REQUIRED WORK: Please write out the material that follows, exactly as it stands.

DATA PROVIDED start

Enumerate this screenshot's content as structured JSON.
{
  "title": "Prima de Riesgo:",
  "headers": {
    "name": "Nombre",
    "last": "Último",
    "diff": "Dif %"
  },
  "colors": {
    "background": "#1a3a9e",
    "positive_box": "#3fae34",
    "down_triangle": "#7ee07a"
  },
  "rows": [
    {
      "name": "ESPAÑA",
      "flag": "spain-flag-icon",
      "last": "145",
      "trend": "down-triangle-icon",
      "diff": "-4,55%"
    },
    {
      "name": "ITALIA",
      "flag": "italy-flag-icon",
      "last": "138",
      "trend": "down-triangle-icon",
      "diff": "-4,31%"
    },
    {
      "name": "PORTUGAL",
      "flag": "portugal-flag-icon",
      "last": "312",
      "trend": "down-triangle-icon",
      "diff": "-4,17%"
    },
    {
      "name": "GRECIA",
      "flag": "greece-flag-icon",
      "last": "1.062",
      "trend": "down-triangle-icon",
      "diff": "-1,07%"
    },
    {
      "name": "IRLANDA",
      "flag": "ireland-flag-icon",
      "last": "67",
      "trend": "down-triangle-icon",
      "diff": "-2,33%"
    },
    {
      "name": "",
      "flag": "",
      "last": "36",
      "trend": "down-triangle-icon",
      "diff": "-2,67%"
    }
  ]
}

DATA PROVIDED end

SOLVED EXERCISE:
Enumerate this screenshot's content as structured JSON.
{
  "title": "Prima de Riesgo:",
  "headers": {
    "name": "Nombre",
    "last": "Último",
    "diff": "Dif %"
  },
  "colors": {
    "background": "#1a3a9e",
    "positive_box": "#3fae34",
    "down_triangle": "#7ee07a"
  },
  "rows": [
    {
      "name": "ESPAÑA",
      "flag": "spain-flag-icon",
      "last": "145",
      "trend": "down-triangle-icon",
      "diff": "-4,55%"
    },
    {
      "name": "ITALIA",
      "flag": "italy-flag-icon",
      "last": "138",
      "trend": "down-triangle-icon",
      "diff": "-4,31%"
    },
    {
      "name": "PORTUGAL",
      "flag": "portugal-flag-icon",
      "last": "312",
      "trend": "down-triangle-icon",
      "diff": "-4,17%"
    },
    {
      "name": "GRECIA",
      "flag": "greece-flag-icon",
      "last": "1.062",
      "trend": "down-triangle-icon",
      "diff": "-1,07%"
    },
    {
      "name": "IRLANDA",
      "flag": "ireland-flag-icon",
      "last": "67",
      "trend": "down-triangle-icon",
      "diff": "-2,33%"
    },
    {
      "name": "",
      "flag": "",
      "last": "36",
      "trend": "down-triangle-icon",
      "diff": "-2,67%"
    }
  ]
}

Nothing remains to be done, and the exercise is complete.